▶ PROBLEM TO WORK ON: Identify the lines holding "name" and copy them.

▶ EXTRACTED RECORDS:
####################
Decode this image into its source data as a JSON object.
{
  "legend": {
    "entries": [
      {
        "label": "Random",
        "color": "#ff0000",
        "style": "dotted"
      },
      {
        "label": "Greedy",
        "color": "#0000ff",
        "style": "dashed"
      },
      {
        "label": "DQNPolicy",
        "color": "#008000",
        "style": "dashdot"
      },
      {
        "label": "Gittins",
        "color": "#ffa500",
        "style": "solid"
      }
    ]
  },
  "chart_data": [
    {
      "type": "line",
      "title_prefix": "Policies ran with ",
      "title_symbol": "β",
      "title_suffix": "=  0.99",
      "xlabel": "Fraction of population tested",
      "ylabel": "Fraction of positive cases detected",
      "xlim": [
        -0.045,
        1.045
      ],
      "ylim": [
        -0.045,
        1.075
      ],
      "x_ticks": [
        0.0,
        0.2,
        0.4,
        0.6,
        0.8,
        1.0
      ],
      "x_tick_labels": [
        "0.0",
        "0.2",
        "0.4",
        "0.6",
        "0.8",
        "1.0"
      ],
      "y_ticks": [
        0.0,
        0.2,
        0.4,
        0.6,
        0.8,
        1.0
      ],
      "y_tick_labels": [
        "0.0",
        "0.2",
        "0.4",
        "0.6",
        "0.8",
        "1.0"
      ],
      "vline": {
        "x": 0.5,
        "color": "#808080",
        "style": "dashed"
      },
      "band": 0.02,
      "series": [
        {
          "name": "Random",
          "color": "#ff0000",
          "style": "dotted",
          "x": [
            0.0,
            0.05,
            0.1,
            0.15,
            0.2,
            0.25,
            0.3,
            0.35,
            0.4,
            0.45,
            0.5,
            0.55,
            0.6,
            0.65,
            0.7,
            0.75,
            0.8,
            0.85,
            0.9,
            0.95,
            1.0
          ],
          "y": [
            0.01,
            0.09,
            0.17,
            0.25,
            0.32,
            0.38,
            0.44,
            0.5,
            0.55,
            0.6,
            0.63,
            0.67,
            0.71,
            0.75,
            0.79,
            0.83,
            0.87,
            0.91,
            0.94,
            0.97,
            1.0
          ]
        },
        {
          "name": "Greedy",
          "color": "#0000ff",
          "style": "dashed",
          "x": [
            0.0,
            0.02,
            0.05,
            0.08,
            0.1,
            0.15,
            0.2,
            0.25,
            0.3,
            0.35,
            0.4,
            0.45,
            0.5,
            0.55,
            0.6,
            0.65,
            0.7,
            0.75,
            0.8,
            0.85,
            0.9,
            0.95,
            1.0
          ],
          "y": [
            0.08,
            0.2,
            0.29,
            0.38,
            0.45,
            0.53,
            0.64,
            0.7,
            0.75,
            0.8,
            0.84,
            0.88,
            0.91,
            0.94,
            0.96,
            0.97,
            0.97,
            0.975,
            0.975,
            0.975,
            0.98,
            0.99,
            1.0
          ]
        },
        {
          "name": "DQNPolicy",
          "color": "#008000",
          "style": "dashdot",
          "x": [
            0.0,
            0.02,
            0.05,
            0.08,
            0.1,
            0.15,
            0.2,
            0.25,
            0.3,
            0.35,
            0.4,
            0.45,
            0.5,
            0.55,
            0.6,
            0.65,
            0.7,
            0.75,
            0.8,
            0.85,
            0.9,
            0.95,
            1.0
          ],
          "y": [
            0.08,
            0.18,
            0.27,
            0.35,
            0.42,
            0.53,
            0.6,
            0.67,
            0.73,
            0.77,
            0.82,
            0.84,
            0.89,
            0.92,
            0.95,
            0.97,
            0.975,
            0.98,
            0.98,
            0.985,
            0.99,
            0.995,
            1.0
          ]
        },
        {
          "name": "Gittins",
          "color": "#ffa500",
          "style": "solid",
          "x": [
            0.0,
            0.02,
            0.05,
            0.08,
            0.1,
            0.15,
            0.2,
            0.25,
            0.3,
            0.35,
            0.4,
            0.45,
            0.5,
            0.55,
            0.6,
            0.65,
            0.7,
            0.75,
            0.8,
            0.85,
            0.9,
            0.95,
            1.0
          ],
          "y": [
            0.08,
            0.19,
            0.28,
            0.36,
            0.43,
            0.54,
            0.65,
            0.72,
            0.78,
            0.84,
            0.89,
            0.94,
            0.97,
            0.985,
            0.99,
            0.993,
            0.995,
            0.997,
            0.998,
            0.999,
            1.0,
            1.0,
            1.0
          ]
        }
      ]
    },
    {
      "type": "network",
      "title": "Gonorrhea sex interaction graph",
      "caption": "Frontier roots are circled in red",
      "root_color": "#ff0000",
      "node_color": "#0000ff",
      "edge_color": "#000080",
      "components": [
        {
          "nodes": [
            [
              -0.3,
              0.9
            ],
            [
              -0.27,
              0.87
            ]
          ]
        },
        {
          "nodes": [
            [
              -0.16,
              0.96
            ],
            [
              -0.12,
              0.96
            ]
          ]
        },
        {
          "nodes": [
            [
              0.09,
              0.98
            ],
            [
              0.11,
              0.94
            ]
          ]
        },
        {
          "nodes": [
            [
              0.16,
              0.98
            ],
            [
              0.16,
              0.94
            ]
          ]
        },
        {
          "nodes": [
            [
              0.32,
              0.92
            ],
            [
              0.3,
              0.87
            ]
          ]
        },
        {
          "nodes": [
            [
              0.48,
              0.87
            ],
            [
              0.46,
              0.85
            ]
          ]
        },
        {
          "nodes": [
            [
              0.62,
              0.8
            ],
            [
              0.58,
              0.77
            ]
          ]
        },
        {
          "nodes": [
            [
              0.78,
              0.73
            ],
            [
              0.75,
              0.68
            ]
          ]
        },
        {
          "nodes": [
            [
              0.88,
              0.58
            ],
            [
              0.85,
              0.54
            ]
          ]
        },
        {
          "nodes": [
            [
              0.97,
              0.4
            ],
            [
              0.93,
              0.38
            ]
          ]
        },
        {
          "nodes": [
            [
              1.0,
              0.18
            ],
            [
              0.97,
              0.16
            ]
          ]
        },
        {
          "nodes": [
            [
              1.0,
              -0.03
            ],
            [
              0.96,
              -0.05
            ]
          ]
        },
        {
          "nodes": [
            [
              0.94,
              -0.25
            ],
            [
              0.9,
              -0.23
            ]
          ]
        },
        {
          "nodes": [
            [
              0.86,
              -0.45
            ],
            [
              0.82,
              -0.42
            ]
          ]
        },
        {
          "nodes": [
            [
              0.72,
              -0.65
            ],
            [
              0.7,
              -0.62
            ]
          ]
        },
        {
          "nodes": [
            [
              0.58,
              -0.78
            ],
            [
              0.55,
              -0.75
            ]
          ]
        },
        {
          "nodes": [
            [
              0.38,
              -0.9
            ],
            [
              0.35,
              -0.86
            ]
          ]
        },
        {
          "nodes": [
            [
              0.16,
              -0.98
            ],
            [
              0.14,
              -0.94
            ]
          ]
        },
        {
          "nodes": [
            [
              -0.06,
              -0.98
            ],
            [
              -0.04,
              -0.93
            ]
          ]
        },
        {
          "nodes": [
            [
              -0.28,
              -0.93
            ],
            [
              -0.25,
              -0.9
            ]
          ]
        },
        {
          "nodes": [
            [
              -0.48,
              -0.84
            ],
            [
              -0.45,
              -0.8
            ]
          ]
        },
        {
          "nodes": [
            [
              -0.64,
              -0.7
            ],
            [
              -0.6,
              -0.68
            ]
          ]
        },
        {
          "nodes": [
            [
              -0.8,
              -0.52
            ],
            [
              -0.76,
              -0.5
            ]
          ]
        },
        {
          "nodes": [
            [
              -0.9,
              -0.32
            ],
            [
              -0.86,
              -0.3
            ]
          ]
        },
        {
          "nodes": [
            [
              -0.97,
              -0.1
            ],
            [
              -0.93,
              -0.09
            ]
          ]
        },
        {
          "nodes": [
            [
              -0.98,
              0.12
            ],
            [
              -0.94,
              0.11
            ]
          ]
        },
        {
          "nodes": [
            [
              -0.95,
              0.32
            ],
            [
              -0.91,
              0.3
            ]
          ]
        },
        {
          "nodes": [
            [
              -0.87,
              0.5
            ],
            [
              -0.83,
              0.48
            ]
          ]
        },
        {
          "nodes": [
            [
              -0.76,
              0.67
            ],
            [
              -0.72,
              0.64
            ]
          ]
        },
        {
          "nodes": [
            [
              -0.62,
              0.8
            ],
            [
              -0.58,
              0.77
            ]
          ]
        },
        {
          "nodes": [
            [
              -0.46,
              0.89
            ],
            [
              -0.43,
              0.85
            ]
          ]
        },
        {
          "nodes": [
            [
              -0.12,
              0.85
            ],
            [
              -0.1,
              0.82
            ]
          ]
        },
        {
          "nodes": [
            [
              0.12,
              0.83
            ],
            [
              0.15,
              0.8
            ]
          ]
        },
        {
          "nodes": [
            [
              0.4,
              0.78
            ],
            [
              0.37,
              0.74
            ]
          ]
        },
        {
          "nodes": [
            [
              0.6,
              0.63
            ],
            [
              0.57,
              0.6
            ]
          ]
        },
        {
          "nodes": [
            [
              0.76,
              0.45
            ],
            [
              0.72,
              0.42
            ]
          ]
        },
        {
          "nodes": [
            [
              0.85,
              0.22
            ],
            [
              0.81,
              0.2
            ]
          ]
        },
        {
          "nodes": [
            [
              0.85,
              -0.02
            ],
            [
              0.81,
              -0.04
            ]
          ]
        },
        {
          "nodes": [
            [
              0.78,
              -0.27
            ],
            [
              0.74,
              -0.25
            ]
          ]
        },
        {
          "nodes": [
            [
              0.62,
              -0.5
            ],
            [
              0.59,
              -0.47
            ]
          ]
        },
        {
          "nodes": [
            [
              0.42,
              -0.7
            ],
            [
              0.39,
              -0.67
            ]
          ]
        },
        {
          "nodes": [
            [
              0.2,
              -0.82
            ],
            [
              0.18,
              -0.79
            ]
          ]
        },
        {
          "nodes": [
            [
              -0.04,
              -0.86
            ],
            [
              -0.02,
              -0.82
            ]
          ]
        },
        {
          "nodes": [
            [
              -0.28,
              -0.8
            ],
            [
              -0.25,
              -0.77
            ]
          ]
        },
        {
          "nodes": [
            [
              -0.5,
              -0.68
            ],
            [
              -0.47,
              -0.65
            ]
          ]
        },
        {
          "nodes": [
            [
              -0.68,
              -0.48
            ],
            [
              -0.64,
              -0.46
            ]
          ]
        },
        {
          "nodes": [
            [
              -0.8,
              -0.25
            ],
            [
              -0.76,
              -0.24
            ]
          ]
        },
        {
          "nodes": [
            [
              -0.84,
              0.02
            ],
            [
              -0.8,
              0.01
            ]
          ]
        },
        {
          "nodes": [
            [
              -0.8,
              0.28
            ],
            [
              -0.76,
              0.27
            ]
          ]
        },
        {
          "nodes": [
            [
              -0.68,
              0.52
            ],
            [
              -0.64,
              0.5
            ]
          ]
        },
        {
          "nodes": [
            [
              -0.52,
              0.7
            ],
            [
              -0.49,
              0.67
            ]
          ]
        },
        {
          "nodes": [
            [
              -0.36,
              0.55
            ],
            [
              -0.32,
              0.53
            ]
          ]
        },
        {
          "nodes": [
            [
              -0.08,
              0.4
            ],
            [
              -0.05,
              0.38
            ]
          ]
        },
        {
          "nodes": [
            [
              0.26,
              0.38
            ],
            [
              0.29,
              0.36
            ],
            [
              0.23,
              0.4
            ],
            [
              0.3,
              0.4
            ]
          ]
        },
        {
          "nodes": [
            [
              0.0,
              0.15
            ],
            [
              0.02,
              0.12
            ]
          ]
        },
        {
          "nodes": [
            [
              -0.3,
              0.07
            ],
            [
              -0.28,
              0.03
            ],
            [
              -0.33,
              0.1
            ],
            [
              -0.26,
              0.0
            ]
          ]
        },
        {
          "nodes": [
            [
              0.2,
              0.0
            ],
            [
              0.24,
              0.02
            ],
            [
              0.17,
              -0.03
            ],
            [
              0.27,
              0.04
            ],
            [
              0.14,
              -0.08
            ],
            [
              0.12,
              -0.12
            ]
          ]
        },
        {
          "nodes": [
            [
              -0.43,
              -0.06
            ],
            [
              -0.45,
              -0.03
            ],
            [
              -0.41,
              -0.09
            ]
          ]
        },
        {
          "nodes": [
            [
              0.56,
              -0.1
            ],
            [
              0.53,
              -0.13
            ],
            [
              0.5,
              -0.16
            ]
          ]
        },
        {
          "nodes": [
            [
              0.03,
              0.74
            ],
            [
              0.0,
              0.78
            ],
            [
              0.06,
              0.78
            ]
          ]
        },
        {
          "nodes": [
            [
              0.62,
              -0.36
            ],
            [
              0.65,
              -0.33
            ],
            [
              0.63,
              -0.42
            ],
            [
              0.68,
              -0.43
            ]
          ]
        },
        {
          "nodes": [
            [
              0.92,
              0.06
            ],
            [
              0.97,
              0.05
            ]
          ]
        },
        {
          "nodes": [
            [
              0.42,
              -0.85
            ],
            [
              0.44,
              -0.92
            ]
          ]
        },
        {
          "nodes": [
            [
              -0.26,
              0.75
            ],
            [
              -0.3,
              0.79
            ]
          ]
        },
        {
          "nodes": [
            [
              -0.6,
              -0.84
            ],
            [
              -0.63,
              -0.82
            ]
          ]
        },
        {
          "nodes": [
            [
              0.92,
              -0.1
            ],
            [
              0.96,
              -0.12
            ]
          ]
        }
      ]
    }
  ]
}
####################
▶ WRITTEN RESPONSE:
          "name": "Random",
          "name": "Greedy",
          "name": "DQNPolicy",
          "name": "Gittins",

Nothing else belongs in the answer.